*SELECTED EXTRACT*:
=-=-=-=-=

Thu, 09/12/2024 - 12:16
The Bug Chicks, a team of entomologists from Cincinnati, are Kristie Reddick, left, and Jessica Honaker, center.
Courtesy of the Bug Chicks

The Bug Chicks are coming to town.

Kristie Reddick and Jessica Honaker, a team of Cincinnati-based entomologists, are on a mission to bring arthropod education to schools around the world. They will be on the East End from Oct. 10 through 17 for a series of school assemblies and workshops through Stony Brook University’s FoodLab, a food production and agricultural education center on its Southampton campus.

Judiann Carmack-Fayyaz, the FoodLab’s executive director, said she believes the Bug Chicks will be a crucial part of programming this year. Ms. Carmack-Fayyaz met the duo at a U.S. Department of Agriculture conference in 2015 and described them as “very enthusiastic and fairly incredible.”

Ms. Reddick and Ms. Honaker offer a variety of experiences for students, like their Incredible Arthropods Junior Entomologist Program. “We bring our live arthropod zoo and our specimens. We teach kids about arthropods, but we tie it in with social-emotional learning concepts, like bravery, resilience, or empowerment,” Ms. Honaker said. “For older students, our assemblies focus more on career connections and feeling capable.”

“Yes, we teach about bugs,” Ms. Reddick added, “but we actually teach about being humans with totally normal fears and concerns.”

If pushing people to understand their fears is the goal, it’s safe to say bugs are a great way to do it. In his book “The Infested Mind: Why Humans Fear, Loathe, and Love Insects,” Jeffrey Lockwood estimates that 6 percent of the U.S. population suffers from entomophobia, the fear of bugs.

=-=-=-=-=

*EXTRACTED ENTRIES*:
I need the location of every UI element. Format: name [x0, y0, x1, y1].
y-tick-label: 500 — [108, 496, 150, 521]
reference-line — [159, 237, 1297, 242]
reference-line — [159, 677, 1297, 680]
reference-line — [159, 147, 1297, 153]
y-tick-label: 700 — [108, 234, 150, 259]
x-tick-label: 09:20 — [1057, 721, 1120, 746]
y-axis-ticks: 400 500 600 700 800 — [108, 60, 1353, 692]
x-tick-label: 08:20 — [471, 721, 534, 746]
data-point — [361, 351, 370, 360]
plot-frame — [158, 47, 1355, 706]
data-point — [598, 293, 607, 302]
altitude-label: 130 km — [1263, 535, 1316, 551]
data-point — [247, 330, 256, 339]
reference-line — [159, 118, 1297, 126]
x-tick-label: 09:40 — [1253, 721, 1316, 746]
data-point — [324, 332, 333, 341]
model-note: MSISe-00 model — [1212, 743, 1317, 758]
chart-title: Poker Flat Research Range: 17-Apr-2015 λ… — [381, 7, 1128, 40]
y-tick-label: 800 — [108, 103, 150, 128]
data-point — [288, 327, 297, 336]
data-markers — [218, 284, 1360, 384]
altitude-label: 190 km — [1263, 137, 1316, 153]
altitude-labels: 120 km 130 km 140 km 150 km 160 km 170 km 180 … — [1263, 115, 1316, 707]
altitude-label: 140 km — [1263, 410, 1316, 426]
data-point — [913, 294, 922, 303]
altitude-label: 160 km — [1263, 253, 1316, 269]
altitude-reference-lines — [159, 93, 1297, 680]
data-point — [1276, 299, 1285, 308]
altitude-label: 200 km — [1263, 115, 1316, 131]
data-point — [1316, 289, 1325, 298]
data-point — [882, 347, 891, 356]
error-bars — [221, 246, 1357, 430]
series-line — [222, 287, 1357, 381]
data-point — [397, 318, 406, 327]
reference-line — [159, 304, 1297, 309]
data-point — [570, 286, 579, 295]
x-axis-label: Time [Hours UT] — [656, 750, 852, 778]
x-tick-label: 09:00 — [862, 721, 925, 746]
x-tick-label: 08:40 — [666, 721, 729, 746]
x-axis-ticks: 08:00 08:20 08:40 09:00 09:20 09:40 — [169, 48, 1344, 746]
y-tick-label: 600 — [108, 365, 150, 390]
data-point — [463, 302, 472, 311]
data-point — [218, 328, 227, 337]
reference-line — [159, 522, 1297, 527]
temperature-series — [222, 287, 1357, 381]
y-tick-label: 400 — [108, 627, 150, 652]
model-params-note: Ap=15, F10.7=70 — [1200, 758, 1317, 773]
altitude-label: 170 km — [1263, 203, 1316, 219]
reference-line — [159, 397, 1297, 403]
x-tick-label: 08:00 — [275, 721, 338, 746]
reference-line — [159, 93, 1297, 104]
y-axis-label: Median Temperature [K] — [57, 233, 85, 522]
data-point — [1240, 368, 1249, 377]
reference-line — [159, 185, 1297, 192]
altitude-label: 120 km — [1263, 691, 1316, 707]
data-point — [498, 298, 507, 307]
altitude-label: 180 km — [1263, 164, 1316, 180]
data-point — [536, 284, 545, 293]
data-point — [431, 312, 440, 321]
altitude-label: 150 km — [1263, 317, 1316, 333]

=-=-=-=-=

*WORK INSTRUCTION 1*:
From the article about the Bug Chicks, output the passage starting at "Kristie Reddick and" and ending at "its Southampton campus.".
*WORK INSTRUCTION 2*:
Translate this sentence from the article about the Bug Chicks into Spanish: “Yes, we teach about bugs,” Ms. Reddick added, “but we actually teach about being humans with totally normal fears and concerns.”
*WORK INSTRUCTION 3*:
Write the next part of the article about the Bug Chicks, continuing from its last sentence.

*WRITTEN ANSWER 1*:
Kristie Reddick and Jessica Honaker, a team of Cincinnati-based entomologists, are on a mission to bring arthropod education to schools around the world. They will be on the East End from Oct. 10 through 17 for a series of school assemblies and workshops through Stony Brook University’s FoodLab, a food production and agricultural education center on its Southampton campus.

*WRITTEN ANSWER 2*:
“Sí, enseñamos sobre bichos”, añadió la Sra. Reddick, “pero en realidad enseñamos sobre ser humanos con miedos y preocupaciones totalmente normales”.

*WRITTEN ANSWER 3*:
But Ms. Reddick believes that their inclusion in education is also a unique way to hold students’ attention, especially in the age of dwindling attention spans. “People don’t feel neutral about bugs,” she said. “They either love them or they’re terrified. I think that bugs are the optimal way to create engagement. And because Jessica and I are so in love with bugs and so in love with teaching about them, it creates this infectious enthusiasm.”

Ms. Honaker expressed a similar idea. “From an environmental perspective, bugs are central. They keep our planet healthy. But more directly, everyone has had an experience with bugs. They’re a universal attention-grabber that promotes learning.”

The East End is an ideal host for the Bug Chicks because of its coastal ecosystem. “I’m really interested in where bugs meet the sea. You get really interesting bugs right at coastal zones that you don’t see in other places,” Ms. Reddick said. “There are all sorts of incredible arthropods that you don’t ever really see because they’re down in the ocean, but they’re fascinating and have so much going on.”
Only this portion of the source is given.